* Figure content listings
------------------------------------------------

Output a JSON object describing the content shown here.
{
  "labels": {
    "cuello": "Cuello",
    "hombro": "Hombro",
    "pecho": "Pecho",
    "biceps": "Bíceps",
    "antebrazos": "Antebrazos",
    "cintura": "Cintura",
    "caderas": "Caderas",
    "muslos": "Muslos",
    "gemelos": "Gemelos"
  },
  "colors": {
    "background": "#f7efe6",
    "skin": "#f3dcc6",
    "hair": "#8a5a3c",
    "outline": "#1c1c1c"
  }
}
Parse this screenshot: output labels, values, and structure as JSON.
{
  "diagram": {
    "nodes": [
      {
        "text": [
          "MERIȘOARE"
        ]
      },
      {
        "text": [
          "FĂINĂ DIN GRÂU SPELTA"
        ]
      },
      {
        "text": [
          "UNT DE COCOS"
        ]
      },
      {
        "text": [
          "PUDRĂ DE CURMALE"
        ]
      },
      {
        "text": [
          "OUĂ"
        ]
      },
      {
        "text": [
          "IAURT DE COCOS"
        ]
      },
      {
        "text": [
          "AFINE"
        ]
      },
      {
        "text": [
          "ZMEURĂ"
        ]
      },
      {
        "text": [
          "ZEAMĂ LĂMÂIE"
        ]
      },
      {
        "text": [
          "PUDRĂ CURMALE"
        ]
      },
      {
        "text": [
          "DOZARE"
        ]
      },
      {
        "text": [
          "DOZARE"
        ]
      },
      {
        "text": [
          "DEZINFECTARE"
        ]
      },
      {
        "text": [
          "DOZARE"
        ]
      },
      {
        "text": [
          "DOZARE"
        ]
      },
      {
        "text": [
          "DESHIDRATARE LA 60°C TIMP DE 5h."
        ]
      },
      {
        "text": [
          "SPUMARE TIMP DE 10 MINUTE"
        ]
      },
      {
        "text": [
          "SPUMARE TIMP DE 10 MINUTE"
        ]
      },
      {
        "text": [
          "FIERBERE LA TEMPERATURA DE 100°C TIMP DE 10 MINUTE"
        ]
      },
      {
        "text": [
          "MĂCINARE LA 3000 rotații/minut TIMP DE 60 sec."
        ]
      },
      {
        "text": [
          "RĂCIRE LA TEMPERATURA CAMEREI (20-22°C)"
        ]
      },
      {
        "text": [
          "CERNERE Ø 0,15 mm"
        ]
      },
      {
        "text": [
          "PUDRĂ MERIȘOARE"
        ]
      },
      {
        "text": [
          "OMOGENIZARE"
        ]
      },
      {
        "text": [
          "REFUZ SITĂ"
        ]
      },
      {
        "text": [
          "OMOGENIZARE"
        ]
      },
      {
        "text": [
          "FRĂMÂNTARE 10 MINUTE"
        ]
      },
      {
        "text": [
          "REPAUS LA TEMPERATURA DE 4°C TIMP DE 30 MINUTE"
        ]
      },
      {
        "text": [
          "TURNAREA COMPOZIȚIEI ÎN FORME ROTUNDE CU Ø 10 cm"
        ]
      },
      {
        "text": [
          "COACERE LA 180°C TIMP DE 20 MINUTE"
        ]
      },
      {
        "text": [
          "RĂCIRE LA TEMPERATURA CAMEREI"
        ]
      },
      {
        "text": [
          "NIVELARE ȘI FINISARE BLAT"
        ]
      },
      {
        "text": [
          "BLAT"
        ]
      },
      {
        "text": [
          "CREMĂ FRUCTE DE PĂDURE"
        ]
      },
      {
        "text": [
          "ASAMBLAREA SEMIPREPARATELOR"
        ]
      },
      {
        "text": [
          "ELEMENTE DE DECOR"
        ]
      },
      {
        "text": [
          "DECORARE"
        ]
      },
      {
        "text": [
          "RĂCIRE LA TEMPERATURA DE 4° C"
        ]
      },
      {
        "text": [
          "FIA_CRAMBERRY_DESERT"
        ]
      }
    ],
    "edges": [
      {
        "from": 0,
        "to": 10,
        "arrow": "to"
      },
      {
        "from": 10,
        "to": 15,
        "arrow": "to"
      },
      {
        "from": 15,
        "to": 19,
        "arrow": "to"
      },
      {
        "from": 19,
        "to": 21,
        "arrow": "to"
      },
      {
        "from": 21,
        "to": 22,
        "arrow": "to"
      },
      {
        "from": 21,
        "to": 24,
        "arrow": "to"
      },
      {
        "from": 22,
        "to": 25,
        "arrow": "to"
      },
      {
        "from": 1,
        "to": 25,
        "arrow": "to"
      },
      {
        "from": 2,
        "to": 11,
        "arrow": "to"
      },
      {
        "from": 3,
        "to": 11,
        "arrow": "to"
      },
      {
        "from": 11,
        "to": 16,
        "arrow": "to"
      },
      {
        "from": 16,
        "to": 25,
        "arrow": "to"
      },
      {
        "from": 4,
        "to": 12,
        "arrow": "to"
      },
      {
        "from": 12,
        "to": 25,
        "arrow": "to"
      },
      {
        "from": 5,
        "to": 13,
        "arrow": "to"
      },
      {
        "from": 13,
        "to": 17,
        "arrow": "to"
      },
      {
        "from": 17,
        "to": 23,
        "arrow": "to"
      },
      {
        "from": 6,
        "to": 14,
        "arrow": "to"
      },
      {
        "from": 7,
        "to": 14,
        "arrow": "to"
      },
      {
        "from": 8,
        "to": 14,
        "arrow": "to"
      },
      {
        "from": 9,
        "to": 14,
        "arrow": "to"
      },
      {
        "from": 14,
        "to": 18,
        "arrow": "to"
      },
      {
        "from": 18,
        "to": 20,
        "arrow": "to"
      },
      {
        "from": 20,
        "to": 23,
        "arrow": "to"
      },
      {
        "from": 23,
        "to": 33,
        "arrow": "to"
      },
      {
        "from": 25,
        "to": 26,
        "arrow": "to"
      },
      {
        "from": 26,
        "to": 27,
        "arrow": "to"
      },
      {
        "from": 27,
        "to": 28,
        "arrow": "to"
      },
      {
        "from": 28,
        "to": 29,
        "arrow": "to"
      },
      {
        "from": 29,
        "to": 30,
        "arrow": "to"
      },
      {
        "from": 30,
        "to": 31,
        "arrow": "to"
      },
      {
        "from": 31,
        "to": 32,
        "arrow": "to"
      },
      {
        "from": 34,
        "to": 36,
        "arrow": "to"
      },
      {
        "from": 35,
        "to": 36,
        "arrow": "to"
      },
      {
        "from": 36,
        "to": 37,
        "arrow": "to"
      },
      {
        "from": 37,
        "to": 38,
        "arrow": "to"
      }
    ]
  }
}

------------------------------------------------

* EXERCISE OBJECTIVE
Quote all the records exactly, please, leaving none out.

* OUTPUT FOR THIS TASK
Output a JSON object describing the content shown here.
{
  "labels": {
    "cuello": "Cuello",
    "hombro": "Hombro",
    "pecho": "Pecho",
    "biceps": "Bíceps",
    "antebrazos": "Antebrazos",
    "cintura": "Cintura",
    "caderas": "Caderas",
    "muslos": "Muslos",
    "gemelos": "Gemelos"
  },
  "colors": {
    "background": "#f7efe6",
    "skin": "#f3dcc6",
    "hair": "#8a5a3c",
    "outline": "#1c1c1c"
  }
}
Parse this screenshot: output labels, values, and structure as JSON.
{
  "diagram": {
    "nodes": [
      {
        "text": [
          "MERIȘOARE"
        ]
      },
      {
        "text": [
          "FĂINĂ DIN GRÂU SPELTA"
        ]
      },
      {
        "text": [
          "UNT DE COCOS"
        ]
      },
      {
        "text": [
          "PUDRĂ DE CURMALE"
        ]
      },
      {
        "text": [
          "OUĂ"
        ]
      },
      {
        "text": [
          "IAURT DE COCOS"
        ]
      },
      {
        "text": [
          "AFINE"
        ]
      },
      {
        "text": [
          "ZMEURĂ"
        ]
      },
      {
        "text": [
          "ZEAMĂ LĂMÂIE"
        ]
      },
      {
        "text": [
          "PUDRĂ CURMALE"
        ]
      },
      {
        "text": [
          "DOZARE"
        ]
      },
      {
        "text": [
          "DOZARE"
        ]
      },
      {
        "text": [
          "DEZINFECTARE"
        ]
      },
      {
        "text": [
          "DOZARE"
        ]
      },
      {
        "text": [
          "DOZARE"
        ]
      },
      {
        "text": [
          "DESHIDRATARE LA 60°C TIMP DE 5h."
        ]
      },
      {
        "text": [
          "SPUMARE TIMP DE 10 MINUTE"
        ]
      },
      {
        "text": [
          "SPUMARE TIMP DE 10 MINUTE"
        ]
      },
      {
        "text": [
          "FIERBERE LA TEMPERATURA DE 100°C TIMP DE 10 MINUTE"
        ]
      },
      {
        "text": [
          "MĂCINARE LA 3000 rotații/minut TIMP DE 60 sec."
        ]
      },
      {
        "text": [
          "RĂCIRE LA TEMPERATURA CAMEREI (20-22°C)"
        ]
      },
      {
        "text": [
          "CERNERE Ø 0,15 mm"
        ]
      },
      {
        "text": [
          "PUDRĂ MERIȘOARE"
        ]
      },
      {
        "text": [
          "OMOGENIZARE"
        ]
      },
      {
        "text": [
          "REFUZ SITĂ"
        ]
      },
      {
        "text": [
          "OMOGENIZARE"
        ]
      },
      {
        "text": [
          "FRĂMÂNTARE 10 MINUTE"
        ]
      },
      {
        "text": [
          "REPAUS LA TEMPERATURA DE 4°C TIMP DE 30 MINUTE"
        ]
      },
      {
        "text": [
          "TURNAREA COMPOZIȚIEI ÎN FORME ROTUNDE CU Ø 10 cm"
        ]
      },
      {
        "text": [
          "COACERE LA 180°C TIMP DE 20 MINUTE"
        ]
      },
      {
        "text": [
          "RĂCIRE LA TEMPERATURA CAMEREI"
        ]
      },
      {
        "text": [
          "NIVELARE ȘI FINISARE BLAT"
        ]
      },
      {
        "text": [
          "BLAT"
        ]
      },
      {
        "text": [
          "CREMĂ FRUCTE DE PĂDURE"
        ]
      },
      {
        "text": [
          "ASAMBLAREA SEMIPREPARATELOR"
        ]
      },
      {
        "text": [
          "ELEMENTE DE DECOR"
        ]
      },
      {
        "text": [
          "DECORARE"
        ]
      },
      {
        "text": [
          "RĂCIRE LA TEMPERATURA DE 4° C"
        ]
      },
      {
        "text": [
          "FIA_CRAMBERRY_DESERT"
        ]
      }
    ],
    "edges": [
      {
        "from": 0,
        "to": 10,
        "arrow": "to"
      },
      {
        "from": 10,
        "to": 15,
        "arrow": "to"
      },
      {
        "from": 15,
        "to": 19,
        "arrow": "to"
      },
      {
        "from": 19,
        "to": 21,
        "arrow": "to"
      },
      {
        "from": 21,
        "to": 22,
        "arrow": "to"
      },
      {
        "from": 21,
        "to": 24,
        "arrow": "to"
      },
      {
        "from": 22,
        "to": 25,
        "arrow": "to"
      },
      {
        "from": 1,
        "to": 25,
        "arrow": "to"
      },
      {
        "from": 2,
        "to": 11,
        "arrow": "to"
      },
      {
        "from": 3,
        "to": 11,
        "arrow": "to"
      },
      {
        "from": 11,
        "to": 16,
        "arrow": "to"
      },
      {
        "from": 16,
        "to": 25,
        "arrow": "to"
      },
      {
        "from": 4,
        "to": 12,
        "arrow": "to"
      },
      {
        "from": 12,
        "to": 25,
        "arrow": "to"
      },
      {
        "from": 5,
        "to": 13,
        "arrow": "to"
      },
      {
        "from": 13,
        "to": 17,
        "arrow": "to"
      },
      {
        "from": 17,
        "to": 23,
        "arrow": "to"
      },
      {
        "from": 6,
        "to": 14,
        "arrow": "to"
      },
      {
        "from": 7,
        "to": 14,
        "arrow": "to"
      },
      {
        "from": 8,
        "to": 14,
        "arrow": "to"
      },
      {
        "from": 9,
        "to": 14,
        "arrow": "to"
      },
      {
        "from": 14,
        "to": 18,
        "arrow": "to"
      },
      {
        "from": 18,
        "to": 20,
        "arrow": "to"
      },
      {
        "from": 20,
        "to": 23,
        "arrow": "to"
      },
      {
        "from": 23,
        "to": 33,
        "arrow": "to"
      },
      {
        "from": 25,
        "to": 26,
        "arrow": "to"
      },
      {
        "from": 26,
        "to": 27,
        "arrow": "to"
      },
      {
        "from": 27,
        "to": 28,
        "arrow": "to"
      },
      {
        "from": 28,
        "to": 29,
        "arrow": "to"
      },
      {
        "from": 29,
        "to": 30,
        "arrow": "to"
      },
      {
        "from": 30,
        "to": 31,
        "arrow": "to"
      },
      {
        "from": 31,
        "to": 32,
        "arrow": "to"
      },
      {
        "from": 34,
        "to": 36,
        "arrow": "to"
      },
      {
        "from": 35,
        "to": 36,
        "arrow": "to"
      },
      {
        "from": 36,
        "to": 37,
        "arrow": "to"
      },
      {
        "from": 37,
        "to": 38,
        "arrow": "to"
      }
    ]
  }
}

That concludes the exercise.